Data for this exercise START

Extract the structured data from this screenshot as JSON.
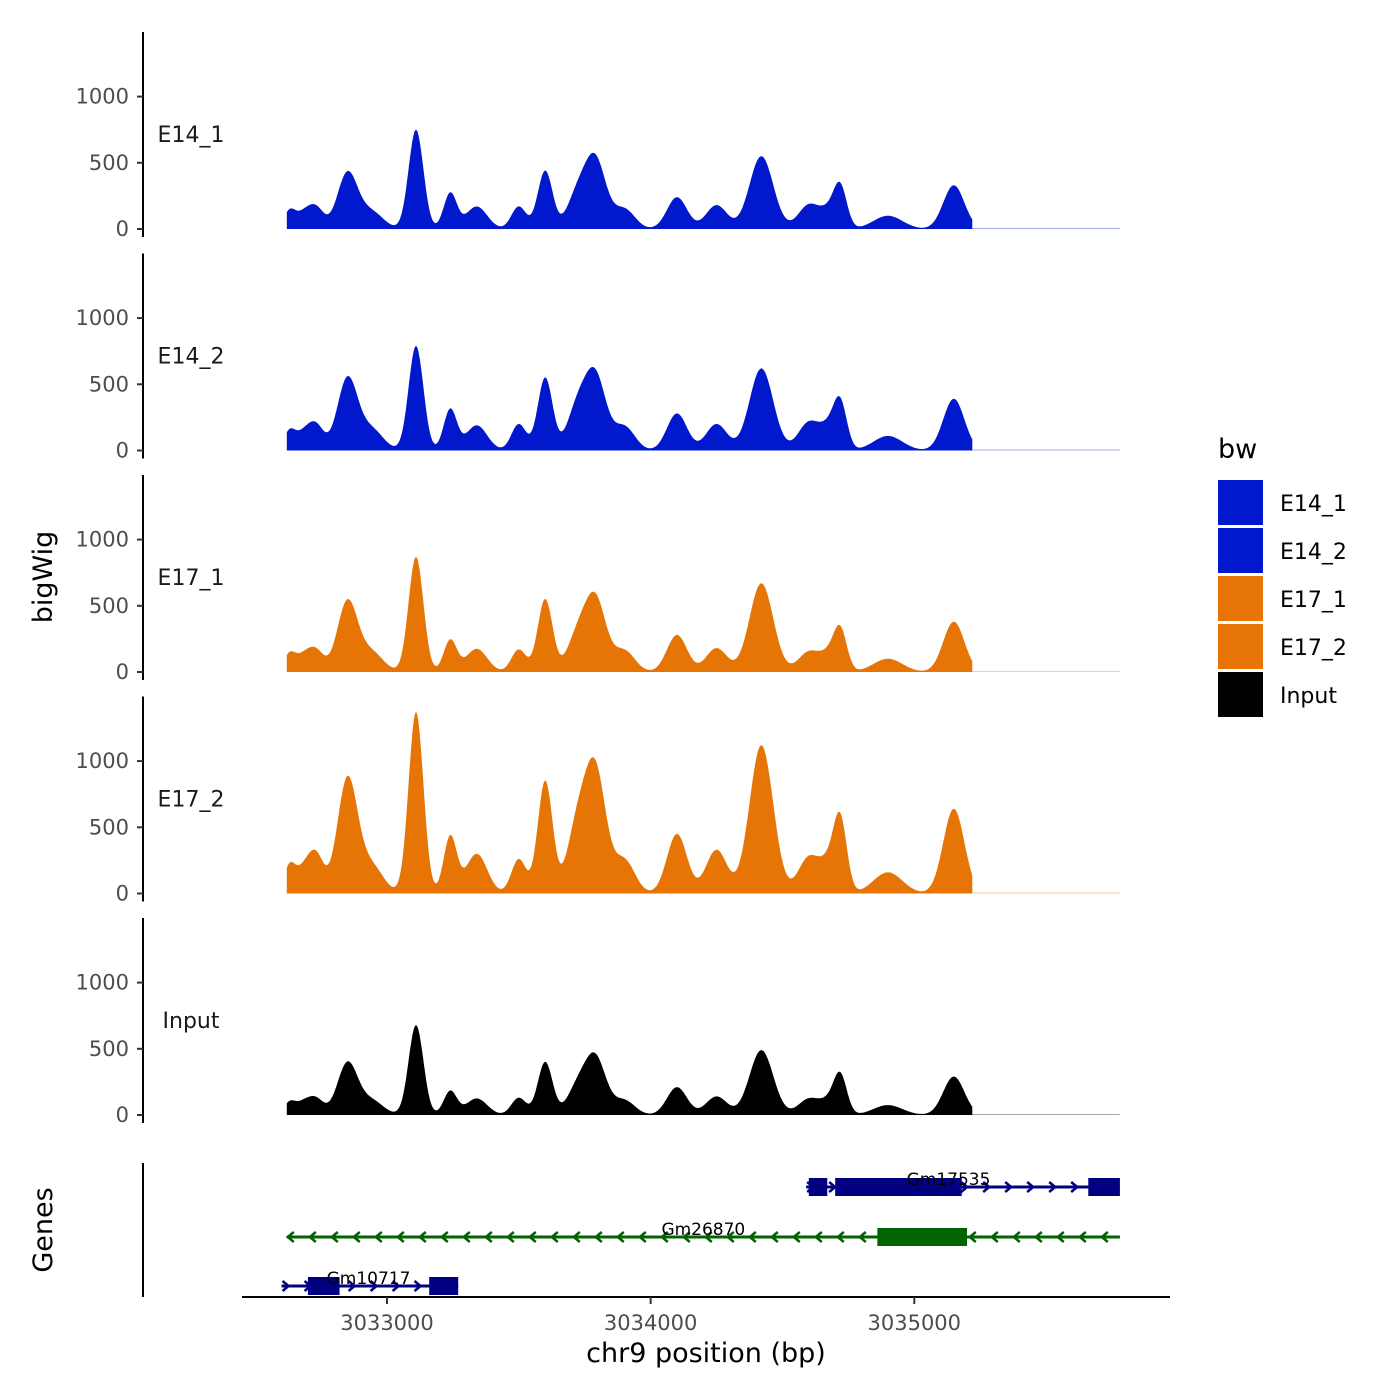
{
  "chart_data": {
    "type": "area",
    "subtype": "genome-browser-coverage",
    "ylabel": "bigWig",
    "xlabel": "chr9 position (bp)",
    "genes_track_label": "Genes",
    "x_ticks": [
      3033000,
      3034000,
      3035000
    ],
    "xlim": [
      3032450,
      3035970
    ],
    "ylim": [
      0,
      1450
    ],
    "y_ticks": [
      0,
      500,
      1000
    ],
    "data_range": [
      3032620,
      3035220
    ],
    "tail_end": 3035780,
    "legend": {
      "title": "bw",
      "position": "right",
      "entries": [
        {
          "label": "E14_1",
          "color": "#0118cd"
        },
        {
          "label": "E14_2",
          "color": "#0118cd"
        },
        {
          "label": "E17_1",
          "color": "#e67505"
        },
        {
          "label": "E17_2",
          "color": "#e67505"
        },
        {
          "label": "Input",
          "color": "#000000"
        }
      ]
    },
    "peak_positions": [
      3032630,
      3032680,
      3032730,
      3032850,
      3032940,
      3033110,
      3033240,
      3033340,
      3033500,
      3033600,
      3033720,
      3033790,
      3033900,
      3034100,
      3034250,
      3034420,
      3034600,
      3034680,
      3034720,
      3034900,
      3035150
    ],
    "peak_widths": [
      22,
      28,
      30,
      38,
      45,
      28,
      25,
      40,
      28,
      28,
      38,
      40,
      40,
      38,
      40,
      45,
      40,
      35,
      25,
      55,
      40
    ],
    "series": [
      {
        "name": "E14_1",
        "label": "E14_1",
        "color": "#0118cd",
        "peaks": [
          130,
          100,
          160,
          420,
          130,
          750,
          270,
          170,
          170,
          440,
          240,
          520,
          150,
          240,
          180,
          550,
          180,
          130,
          280,
          100,
          330
        ]
      },
      {
        "name": "E14_2",
        "label": "E14_2",
        "color": "#0118cd",
        "peaks": [
          140,
          110,
          190,
          540,
          160,
          790,
          310,
          190,
          200,
          550,
          300,
          560,
          180,
          280,
          200,
          620,
          210,
          170,
          310,
          110,
          390
        ]
      },
      {
        "name": "E17_1",
        "label": "E17_1",
        "color": "#e67505",
        "peaks": [
          130,
          105,
          160,
          530,
          150,
          870,
          240,
          175,
          170,
          550,
          250,
          550,
          160,
          280,
          180,
          670,
          150,
          130,
          280,
          100,
          380
        ]
      },
      {
        "name": "E17_2",
        "label": "E17_2",
        "color": "#e67505",
        "peaks": [
          200,
          150,
          290,
          860,
          210,
          1370,
          430,
          300,
          260,
          850,
          470,
          920,
          250,
          450,
          330,
          1120,
          270,
          220,
          490,
          160,
          640
        ]
      },
      {
        "name": "Input",
        "label": "Input",
        "color": "#000000",
        "peaks": [
          90,
          80,
          120,
          390,
          110,
          680,
          180,
          125,
          130,
          400,
          190,
          430,
          110,
          210,
          140,
          490,
          120,
          100,
          270,
          75,
          290
        ]
      }
    ],
    "genes": [
      {
        "name": "Gm17535",
        "strand": "+",
        "color": "#000080",
        "row": 0,
        "start": 3034590,
        "end": 3035780,
        "exons": [
          [
            3034600,
            3034670
          ],
          [
            3034700,
            3035180
          ],
          [
            3035660,
            3035780
          ]
        ],
        "label_pos": 3035130
      },
      {
        "name": "Gm26870",
        "strand": "-",
        "color": "#006400",
        "row": 1,
        "start": 3032620,
        "end": 3035780,
        "exons": [
          [
            3034860,
            3035200
          ]
        ],
        "label_pos": 3034200
      },
      {
        "name": "Gm10717",
        "strand": "+",
        "color": "#000080",
        "row": 2,
        "start": 3032600,
        "end": 3033270,
        "exons": [
          [
            3032700,
            3032820
          ],
          [
            3033160,
            3033270
          ]
        ],
        "label_pos": 3032930
      }
    ]
  }
}
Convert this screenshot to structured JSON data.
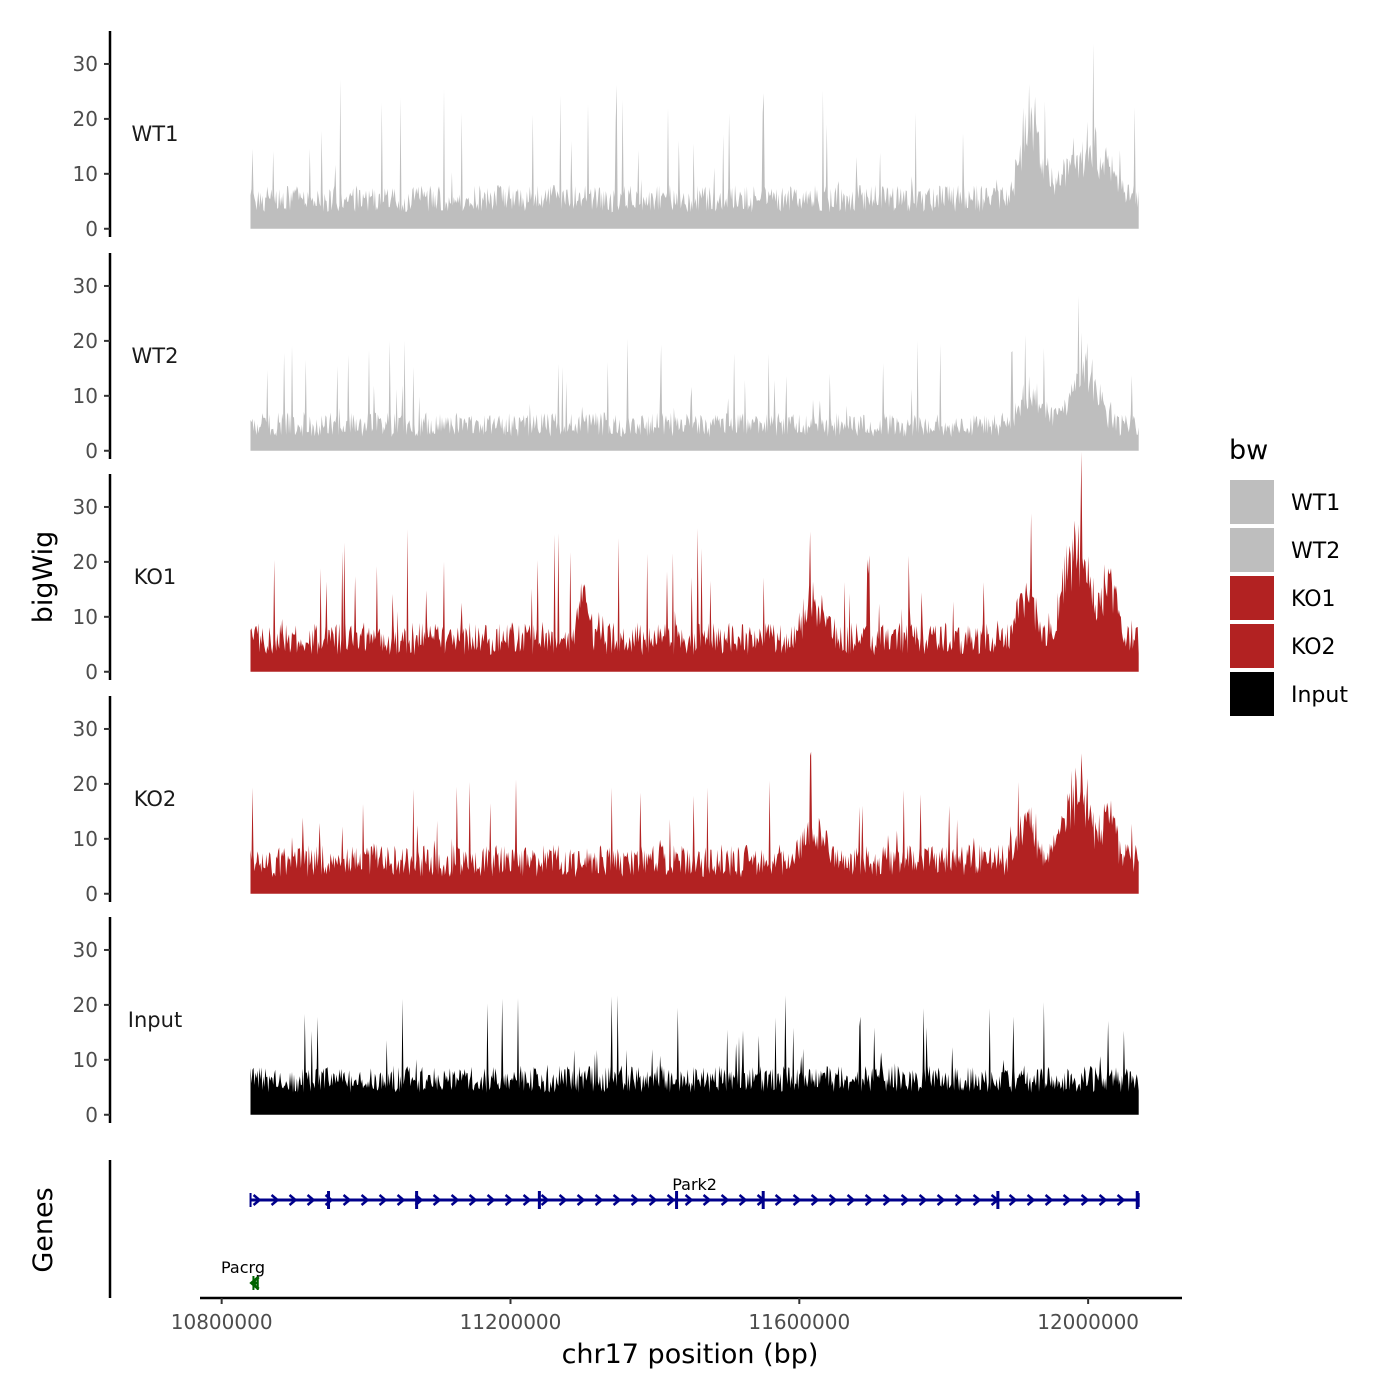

Data for this exercise END

### Task description
Reproduce each record above by retyping it exactly; omit all images.

### Problem solution
Extract the structured data from this screenshot as JSON.
{
  "chart_data": {
    "type": "area",
    "subtype": "genome-browser-coverage",
    "ylabel": "bigWig",
    "xlabel": "chr9 position (bp)",
    "genes_track_label": "Genes",
    "x_ticks": [
      3033000,
      3034000,
      3035000
    ],
    "xlim": [
      3032450,
      3035970
    ],
    "ylim": [
      0,
      1450
    ],
    "y_ticks": [
      0,
      500,
      1000
    ],
    "data_range": [
      3032620,
      3035220
    ],
    "tail_end": 3035780,
    "legend": {
      "title": "bw",
      "position": "right",
      "entries": [
        {
          "label": "E14_1",
          "color": "#0118cd"
        },
        {
          "label": "E14_2",
          "color": "#0118cd"
        },
        {
          "label": "E17_1",
          "color": "#e67505"
        },
        {
          "label": "E17_2",
          "color": "#e67505"
        },
        {
          "label": "Input",
          "color": "#000000"
        }
      ]
    },
    "peak_positions": [
      3032630,
      3032680,
      3032730,
      3032850,
      3032940,
      3033110,
      3033240,
      3033340,
      3033500,
      3033600,
      3033720,
      3033790,
      3033900,
      3034100,
      3034250,
      3034420,
      3034600,
      3034680,
      3034720,
      3034900,
      3035150
    ],
    "peak_widths": [
      22,
      28,
      30,
      38,
      45,
      28,
      25,
      40,
      28,
      28,
      38,
      40,
      40,
      38,
      40,
      45,
      40,
      35,
      25,
      55,
      40
    ],
    "series": [
      {
        "name": "E14_1",
        "label": "E14_1",
        "color": "#0118cd",
        "peaks": [
          130,
          100,
          160,
          420,
          130,
          750,
          270,
          170,
          170,
          440,
          240,
          520,
          150,
          240,
          180,
          550,
          180,
          130,
          280,
          100,
          330
        ]
      },
      {
        "name": "E14_2",
        "label": "E14_2",
        "color": "#0118cd",
        "peaks": [
          140,
          110,
          190,
          540,
          160,
          790,
          310,
          190,
          200,
          550,
          300,
          560,
          180,
          280,
          200,
          620,
          210,
          170,
          310,
          110,
          390
        ]
      },
      {
        "name": "E17_1",
        "label": "E17_1",
        "color": "#e67505",
        "peaks": [
          130,
          105,
          160,
          530,
          150,
          870,
          240,
          175,
          170,
          550,
          250,
          550,
          160,
          280,
          180,
          670,
          150,
          130,
          280,
          100,
          380
        ]
      },
      {
        "name": "E17_2",
        "label": "E17_2",
        "color": "#e67505",
        "peaks": [
          200,
          150,
          290,
          860,
          210,
          1370,
          430,
          300,
          260,
          850,
          470,
          920,
          250,
          450,
          330,
          1120,
          270,
          220,
          490,
          160,
          640
        ]
      },
      {
        "name": "Input",
        "label": "Input",
        "color": "#000000",
        "peaks": [
          90,
          80,
          120,
          390,
          110,
          680,
          180,
          125,
          130,
          400,
          190,
          430,
          110,
          210,
          140,
          490,
          120,
          100,
          270,
          75,
          290
        ]
      }
    ],
    "genes": [
      {
        "name": "Gm17535",
        "strand": "+",
        "color": "#000080",
        "row": 0,
        "start": 3034590,
        "end": 3035780,
        "exons": [
          [
            3034600,
            3034670
          ],
          [
            3034700,
            3035180
          ],
          [
            3035660,
            3035780
          ]
        ],
        "label_pos": 3035130
      },
      {
        "name": "Gm26870",
        "strand": "-",
        "color": "#006400",
        "row": 1,
        "start": 3032620,
        "end": 3035780,
        "exons": [
          [
            3034860,
            3035200
          ]
        ],
        "label_pos": 3034200
      },
      {
        "name": "Gm10717",
        "strand": "+",
        "color": "#000080",
        "row": 2,
        "start": 3032600,
        "end": 3033270,
        "exons": [
          [
            3032700,
            3032820
          ],
          [
            3033160,
            3033270
          ]
        ],
        "label_pos": 3032930
      }
    ]
  }
}
Convert this screenshot to structured JSON data.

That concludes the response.